Collected data:
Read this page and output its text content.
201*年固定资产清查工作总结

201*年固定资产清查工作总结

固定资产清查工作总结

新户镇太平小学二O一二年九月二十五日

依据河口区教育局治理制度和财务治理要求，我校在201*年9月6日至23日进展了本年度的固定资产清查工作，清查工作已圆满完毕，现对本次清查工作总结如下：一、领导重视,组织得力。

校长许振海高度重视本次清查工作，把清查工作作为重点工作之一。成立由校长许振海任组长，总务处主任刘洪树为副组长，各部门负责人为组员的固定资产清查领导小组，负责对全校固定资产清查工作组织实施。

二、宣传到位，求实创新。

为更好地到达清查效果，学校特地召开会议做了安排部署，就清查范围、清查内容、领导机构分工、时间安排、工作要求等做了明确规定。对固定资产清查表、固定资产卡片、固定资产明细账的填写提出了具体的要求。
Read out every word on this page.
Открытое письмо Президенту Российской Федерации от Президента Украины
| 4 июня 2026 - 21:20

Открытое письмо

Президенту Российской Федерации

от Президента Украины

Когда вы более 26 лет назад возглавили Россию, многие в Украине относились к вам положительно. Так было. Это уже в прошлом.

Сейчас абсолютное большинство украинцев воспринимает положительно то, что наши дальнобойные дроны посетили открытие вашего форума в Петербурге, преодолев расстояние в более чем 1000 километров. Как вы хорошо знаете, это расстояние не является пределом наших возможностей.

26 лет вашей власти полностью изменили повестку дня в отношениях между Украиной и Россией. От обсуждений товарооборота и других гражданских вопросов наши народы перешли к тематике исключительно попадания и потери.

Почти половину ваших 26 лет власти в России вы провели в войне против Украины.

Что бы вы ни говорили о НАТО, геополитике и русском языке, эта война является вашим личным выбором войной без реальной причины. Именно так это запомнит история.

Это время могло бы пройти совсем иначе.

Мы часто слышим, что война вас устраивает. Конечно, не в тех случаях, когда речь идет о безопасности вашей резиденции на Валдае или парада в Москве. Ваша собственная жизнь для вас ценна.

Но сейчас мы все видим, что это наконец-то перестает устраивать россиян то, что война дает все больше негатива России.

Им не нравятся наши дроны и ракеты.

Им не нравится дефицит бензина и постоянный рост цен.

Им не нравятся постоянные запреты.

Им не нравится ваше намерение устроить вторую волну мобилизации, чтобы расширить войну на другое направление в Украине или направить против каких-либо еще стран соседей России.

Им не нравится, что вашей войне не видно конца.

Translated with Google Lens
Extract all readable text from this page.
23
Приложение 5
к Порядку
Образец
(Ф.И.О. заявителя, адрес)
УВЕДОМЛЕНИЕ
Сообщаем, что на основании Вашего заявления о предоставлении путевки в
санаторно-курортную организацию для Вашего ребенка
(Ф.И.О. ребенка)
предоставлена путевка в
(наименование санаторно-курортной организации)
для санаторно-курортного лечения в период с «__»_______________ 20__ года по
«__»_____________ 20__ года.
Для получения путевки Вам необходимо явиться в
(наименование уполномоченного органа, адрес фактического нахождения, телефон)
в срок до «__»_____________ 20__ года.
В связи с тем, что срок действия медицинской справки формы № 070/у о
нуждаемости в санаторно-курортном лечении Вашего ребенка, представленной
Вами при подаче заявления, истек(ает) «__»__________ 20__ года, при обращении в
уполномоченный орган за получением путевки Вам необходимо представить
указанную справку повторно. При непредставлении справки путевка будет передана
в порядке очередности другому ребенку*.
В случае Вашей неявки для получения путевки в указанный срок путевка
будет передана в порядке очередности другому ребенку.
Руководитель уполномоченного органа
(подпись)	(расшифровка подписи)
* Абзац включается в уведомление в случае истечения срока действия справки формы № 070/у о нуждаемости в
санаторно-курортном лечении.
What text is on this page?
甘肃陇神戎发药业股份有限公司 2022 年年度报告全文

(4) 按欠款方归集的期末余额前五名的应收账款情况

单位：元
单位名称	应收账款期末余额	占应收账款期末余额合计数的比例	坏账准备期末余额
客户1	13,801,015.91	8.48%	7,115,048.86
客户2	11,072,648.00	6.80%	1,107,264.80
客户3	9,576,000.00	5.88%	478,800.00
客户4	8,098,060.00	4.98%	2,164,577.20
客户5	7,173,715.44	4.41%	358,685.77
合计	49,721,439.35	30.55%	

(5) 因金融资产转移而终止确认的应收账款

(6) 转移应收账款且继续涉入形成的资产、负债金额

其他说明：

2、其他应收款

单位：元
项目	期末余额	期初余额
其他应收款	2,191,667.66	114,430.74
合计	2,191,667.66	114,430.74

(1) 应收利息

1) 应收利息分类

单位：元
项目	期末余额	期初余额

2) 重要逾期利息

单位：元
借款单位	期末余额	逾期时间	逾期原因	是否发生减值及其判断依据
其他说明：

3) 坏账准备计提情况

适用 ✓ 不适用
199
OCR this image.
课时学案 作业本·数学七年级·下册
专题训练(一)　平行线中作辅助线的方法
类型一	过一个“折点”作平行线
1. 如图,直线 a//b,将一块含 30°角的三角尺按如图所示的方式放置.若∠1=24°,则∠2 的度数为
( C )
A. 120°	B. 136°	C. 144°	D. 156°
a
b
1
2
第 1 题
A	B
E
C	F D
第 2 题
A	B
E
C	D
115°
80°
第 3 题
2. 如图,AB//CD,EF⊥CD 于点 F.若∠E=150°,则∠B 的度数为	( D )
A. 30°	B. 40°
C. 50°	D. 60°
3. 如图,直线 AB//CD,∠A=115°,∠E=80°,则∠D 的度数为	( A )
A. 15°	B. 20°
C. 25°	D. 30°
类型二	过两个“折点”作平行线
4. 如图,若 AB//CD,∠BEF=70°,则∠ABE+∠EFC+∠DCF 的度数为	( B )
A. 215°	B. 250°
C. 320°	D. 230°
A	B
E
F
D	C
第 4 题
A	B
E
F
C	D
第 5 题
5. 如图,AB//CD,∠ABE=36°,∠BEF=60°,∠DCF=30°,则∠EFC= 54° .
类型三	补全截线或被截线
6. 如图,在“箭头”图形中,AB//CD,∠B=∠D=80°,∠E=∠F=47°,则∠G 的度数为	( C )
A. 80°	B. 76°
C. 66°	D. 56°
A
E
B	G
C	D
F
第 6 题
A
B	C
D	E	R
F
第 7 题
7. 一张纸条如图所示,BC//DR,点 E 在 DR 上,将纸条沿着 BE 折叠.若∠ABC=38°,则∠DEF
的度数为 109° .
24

● **Task directions**: Repeat every record exactly as written, please.

● **Response to the exercise**:
Read this page and output its text content.
201*年固定资产清查工作总结

201*年固定资产清查工作总结

固定资产清查工作总结

新户镇太平小学二O一二年九月二十五日

依据河口区教育局治理制度和财务治理要求，我校在201*年9月6日至23日进展了本年度的固定资产清查工作，清查工作已圆满完毕，现对本次清查工作总结如下：一、领导重视,组织得力。

校长许振海高度重视本次清查工作，把清查工作作为重点工作之一。成立由校长许振海任组长，总务处主任刘洪树为副组长，各部门负责人为组员的固定资产清查领导小组，负责对全校固定资产清查工作组织实施。

二、宣传到位，求实创新。

为更好地到达清查效果，学校特地召开会议做了安排部署，就清查范围、清查内容、领导机构分工、时间安排、工作要求等做了明确规定。对固定资产清查表、固定资产卡片、固定资产明细账的填写提出了具体的要求。
Read out every word on this page.
Открытое письмо Президенту Российской Федерации от Президента Украины
| 4 июня 2026 - 21:20

Открытое письмо

Президенту Российской Федерации

от Президента Украины

Когда вы более 26 лет назад возглавили Россию, многие в Украине относились к вам положительно. Так было. Это уже в прошлом.

Сейчас абсолютное большинство украинцев воспринимает положительно то, что наши дальнобойные дроны посетили открытие вашего форума в Петербурге, преодолев расстояние в более чем 1000 километров. Как вы хорошо знаете, это расстояние не является пределом наших возможностей.

26 лет вашей власти полностью изменили повестку дня в отношениях между Украиной и Россией. От обсуждений товарооборота и других гражданских вопросов наши народы перешли к тематике исключительно попадания и потери.

Почти половину ваших 26 лет власти в России вы провели в войне против Украины.

Что бы вы ни говорили о НАТО, геополитике и русском языке, эта война является вашим личным выбором войной без реальной причины. Именно так это запомнит история.

Это время могло бы пройти совсем иначе.

Мы часто слышим, что война вас устраивает. Конечно, не в тех случаях, когда речь идет о безопасности вашей резиденции на Валдае или парада в Москве. Ваша собственная жизнь для вас ценна.

Но сейчас мы все видим, что это наконец-то перестает устраивать россиян то, что война дает все больше негатива России.

Им не нравятся наши дроны и ракеты.

Им не нравится дефицит бензина и постоянный рост цен.

Им не нравятся постоянные запреты.

Им не нравится ваше намерение устроить вторую волну мобилизации, чтобы расширить войну на другое направление в Украине или направить против каких-либо еще стран соседей России.

Им не нравится, что вашей войне не видно конца.

Translated with Google Lens
Extract all readable text from this page.
23
Приложение 5
к Порядку
Образец
(Ф.И.О. заявителя, адрес)
УВЕДОМЛЕНИЕ
Сообщаем, что на основании Вашего заявления о предоставлении путевки в
санаторно-курортную организацию для Вашего ребенка
(Ф.И.О. ребенка)
предоставлена путевка в
(наименование санаторно-курортной организации)
для санаторно-курортного лечения в период с «__»_______________ 20__ года по
«__»_____________ 20__ года.
Для получения путевки Вам необходимо явиться в
(наименование уполномоченного органа, адрес фактического нахождения, телефон)
в срок до «__»_____________ 20__ года.
В связи с тем, что срок действия медицинской справки формы № 070/у о
нуждаемости в санаторно-курортном лечении Вашего ребенка, представленной
Вами при подаче заявления, истек(ает) «__»__________ 20__ года, при обращении в
уполномоченный орган за получением путевки Вам необходимо представить
указанную справку повторно. При непредставлении справки путевка будет передана
в порядке очередности другому ребенку*.
В случае Вашей неявки для получения путевки в указанный срок путевка
будет передана в порядке очередности другому ребенку.
Руководитель уполномоченного органа
(подпись)	(расшифровка подписи)
* Абзац включается в уведомление в случае истечения срока действия справки формы № 070/у о нуждаемости в
санаторно-курортном лечении.
What text is on this page?
甘肃陇神戎发药业股份有限公司 2022 年年度报告全文

(4) 按欠款方归集的期末余额前五名的应收账款情况

单位：元
单位名称	应收账款期末余额	占应收账款期末余额合计数的比例	坏账准备期末余额
客户1	13,801,015.91	8.48%	7,115,048.86
客户2	11,072,648.00	6.80%	1,107,264.80
客户3	9,576,000.00	5.88%	478,800.00
客户4	8,098,060.00	4.98%	2,164,577.20
客户5	7,173,715.44	4.41%	358,685.77
合计	49,721,439.35	30.55%	

(5) 因金融资产转移而终止确认的应收账款

(6) 转移应收账款且继续涉入形成的资产、负债金额

其他说明：

2、其他应收款

单位：元
项目	期末余额	期初余额
其他应收款	2,191,667.66	114,430.74
合计	2,191,667.66	114,430.74

(1) 应收利息

1) 应收利息分类

单位：元
项目	期末余额	期初余额

2) 重要逾期利息

单位：元
借款单位	期末余额	逾期时间	逾期原因	是否发生减值及其判断依据
其他说明：

3) 坏账准备计提情况

适用 ✓ 不适用
199
OCR this image.
课时学案 作业本·数学七年级·下册
专题训练(一)　平行线中作辅助线的方法
类型一	过一个“折点”作平行线
1. 如图,直线 a//b,将一块含 30°角的三角尺按如图所示的方式放置.若∠1=24°,则∠2 的度数为
( C )
A. 120°	B. 136°	C. 144°	D. 156°
a
b
1
2
第 1 题
A	B
E
C	F D
第 2 题
A	B
E
C	D
115°
80°
第 3 题
2. 如图,AB//CD,EF⊥CD 于点 F.若∠E=150°,则∠B 的度数为	( D )
A. 30°	B. 40°
C. 50°	D. 60°
3. 如图,直线 AB//CD,∠A=115°,∠E=80°,则∠D 的度数为	( A )
A. 15°	B. 20°
C. 25°	D. 30°
类型二	过两个“折点”作平行线
4. 如图,若 AB//CD,∠BEF=70°,则∠ABE+∠EFC+∠DCF 的度数为	( B )
A. 215°	B. 250°
C. 320°	D. 230°
A	B
E
F
D	C
第 4 题
A	B
E
F
C	D
第 5 题
5. 如图,AB//CD,∠ABE=36°,∠BEF=60°,∠DCF=30°,则∠EFC= 54° .
类型三	补全截线或被截线
6. 如图,在“箭头”图形中,AB//CD,∠B=∠D=80°,∠E=∠F=47°,则∠G 的度数为	( C )
A. 80°	B. 76°
C. 66°	D. 56°
A
E
B	G
C	D
F
第 6 题
A
B	C
D	E	R
F
第 7 题
7. 一张纸条如图所示,BC//DR,点 E 在 DR 上,将纸条沿着 BE 折叠.若∠ABC=38°,则∠DEF
的度数为 109° .
24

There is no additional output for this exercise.